**What this task involves:** Repeat, exactly and alone, every line from the line that contains "Read this page and output its text content." to the end of the entries.

**Data for this task:**
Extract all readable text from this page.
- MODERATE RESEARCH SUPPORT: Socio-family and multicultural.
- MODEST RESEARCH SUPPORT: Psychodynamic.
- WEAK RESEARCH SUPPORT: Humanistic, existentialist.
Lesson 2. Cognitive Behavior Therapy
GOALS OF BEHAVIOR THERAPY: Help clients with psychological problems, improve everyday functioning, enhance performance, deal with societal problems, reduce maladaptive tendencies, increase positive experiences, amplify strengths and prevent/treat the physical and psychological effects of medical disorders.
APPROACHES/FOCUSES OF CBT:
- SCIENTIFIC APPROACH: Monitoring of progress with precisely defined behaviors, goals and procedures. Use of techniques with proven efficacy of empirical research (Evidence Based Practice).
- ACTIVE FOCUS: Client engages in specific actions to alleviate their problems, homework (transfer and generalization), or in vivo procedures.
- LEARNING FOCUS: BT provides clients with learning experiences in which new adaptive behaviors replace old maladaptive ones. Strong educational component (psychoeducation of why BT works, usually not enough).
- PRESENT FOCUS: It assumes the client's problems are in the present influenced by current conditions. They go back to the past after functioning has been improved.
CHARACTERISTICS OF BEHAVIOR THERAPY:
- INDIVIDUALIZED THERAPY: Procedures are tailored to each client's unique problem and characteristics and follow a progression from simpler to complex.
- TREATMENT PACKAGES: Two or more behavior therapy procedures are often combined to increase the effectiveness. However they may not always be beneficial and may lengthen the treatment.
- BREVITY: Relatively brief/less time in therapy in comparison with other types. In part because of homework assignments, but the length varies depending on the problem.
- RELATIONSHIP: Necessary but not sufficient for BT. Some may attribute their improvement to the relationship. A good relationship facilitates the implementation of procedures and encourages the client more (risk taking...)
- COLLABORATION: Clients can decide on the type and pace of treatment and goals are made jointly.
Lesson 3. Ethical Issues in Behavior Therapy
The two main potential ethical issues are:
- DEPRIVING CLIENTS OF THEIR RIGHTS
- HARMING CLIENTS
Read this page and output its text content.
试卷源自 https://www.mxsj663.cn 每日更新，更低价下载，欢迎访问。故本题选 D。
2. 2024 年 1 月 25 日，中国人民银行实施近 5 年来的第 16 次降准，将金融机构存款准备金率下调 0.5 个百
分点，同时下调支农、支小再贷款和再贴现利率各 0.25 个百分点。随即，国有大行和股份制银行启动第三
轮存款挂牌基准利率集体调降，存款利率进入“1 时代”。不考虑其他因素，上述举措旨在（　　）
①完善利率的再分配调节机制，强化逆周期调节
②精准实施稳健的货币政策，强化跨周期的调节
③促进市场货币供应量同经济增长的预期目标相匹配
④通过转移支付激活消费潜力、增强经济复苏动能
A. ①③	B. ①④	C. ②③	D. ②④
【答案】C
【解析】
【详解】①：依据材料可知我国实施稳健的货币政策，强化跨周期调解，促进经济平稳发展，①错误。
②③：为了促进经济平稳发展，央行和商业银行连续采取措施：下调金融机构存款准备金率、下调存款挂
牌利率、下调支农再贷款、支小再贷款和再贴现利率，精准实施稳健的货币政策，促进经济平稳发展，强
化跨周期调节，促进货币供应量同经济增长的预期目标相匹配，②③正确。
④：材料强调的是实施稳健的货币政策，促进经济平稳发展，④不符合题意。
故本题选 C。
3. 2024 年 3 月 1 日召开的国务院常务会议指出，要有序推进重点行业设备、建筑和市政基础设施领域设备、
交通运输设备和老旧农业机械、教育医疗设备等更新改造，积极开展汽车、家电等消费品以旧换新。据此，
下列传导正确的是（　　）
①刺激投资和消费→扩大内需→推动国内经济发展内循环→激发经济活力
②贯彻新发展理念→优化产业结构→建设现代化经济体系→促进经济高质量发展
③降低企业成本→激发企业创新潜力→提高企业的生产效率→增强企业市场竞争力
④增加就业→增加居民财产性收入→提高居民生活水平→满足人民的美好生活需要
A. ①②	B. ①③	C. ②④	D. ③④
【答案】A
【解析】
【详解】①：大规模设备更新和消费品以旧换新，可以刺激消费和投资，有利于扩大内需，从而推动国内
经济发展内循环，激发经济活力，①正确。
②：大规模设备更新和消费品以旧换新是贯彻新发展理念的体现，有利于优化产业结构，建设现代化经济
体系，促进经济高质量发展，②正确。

**Expected answer:**
Read this page and output its text content.
试卷源自 https://www.mxsj663.cn 每日更新，更低价下载，欢迎访问。故本题选 D。
2. 2024 年 1 月 25 日，中国人民银行实施近 5 年来的第 16 次降准，将金融机构存款准备金率下调 0.5 个百
分点，同时下调支农、支小再贷款和再贴现利率各 0.25 个百分点。随即，国有大行和股份制银行启动第三
轮存款挂牌基准利率集体调降，存款利率进入“1 时代”。不考虑其他因素，上述举措旨在（　　）
①完善利率的再分配调节机制，强化逆周期调节
②精准实施稳健的货币政策，强化跨周期的调节
③促进市场货币供应量同经济增长的预期目标相匹配
④通过转移支付激活消费潜力、增强经济复苏动能
A. ①③	B. ①④	C. ②③	D. ②④
【答案】C
【解析】
【详解】①：依据材料可知我国实施稳健的货币政策，强化跨周期调解，促进经济平稳发展，①错误。
②③：为了促进经济平稳发展，央行和商业银行连续采取措施：下调金融机构存款准备金率、下调存款挂
牌利率、下调支农再贷款、支小再贷款和再贴现利率，精准实施稳健的货币政策，促进经济平稳发展，强
化跨周期调节，促进货币供应量同经济增长的预期目标相匹配，②③正确。
④：材料强调的是实施稳健的货币政策，促进经济平稳发展，④不符合题意。
故本题选 C。
3. 2024 年 3 月 1 日召开的国务院常务会议指出，要有序推进重点行业设备、建筑和市政基础设施领域设备、
交通运输设备和老旧农业机械、教育医疗设备等更新改造，积极开展汽车、家电等消费品以旧换新。据此，
下列传导正确的是（　　）
①刺激投资和消费→扩大内需→推动国内经济发展内循环→激发经济活力
②贯彻新发展理念→优化产业结构→建设现代化经济体系→促进经济高质量发展
③降低企业成本→激发企业创新潜力→提高企业的生产效率→增强企业市场竞争力
④增加就业→增加居民财产性收入→提高居民生活水平→满足人民的美好生活需要
A. ①②	B. ①③	C. ②④	D. ③④
【答案】A
【解析】
【详解】①：大规模设备更新和消费品以旧换新，可以刺激消费和投资，有利于扩大内需，从而推动国内
经济发展内循环，激发经济活力，①正确。
②：大规模设备更新和消费品以旧换新是贯彻新发展理念的体现，有利于优化产业结构，建设现代化经济
体系，促进经济高质量发展，②正确。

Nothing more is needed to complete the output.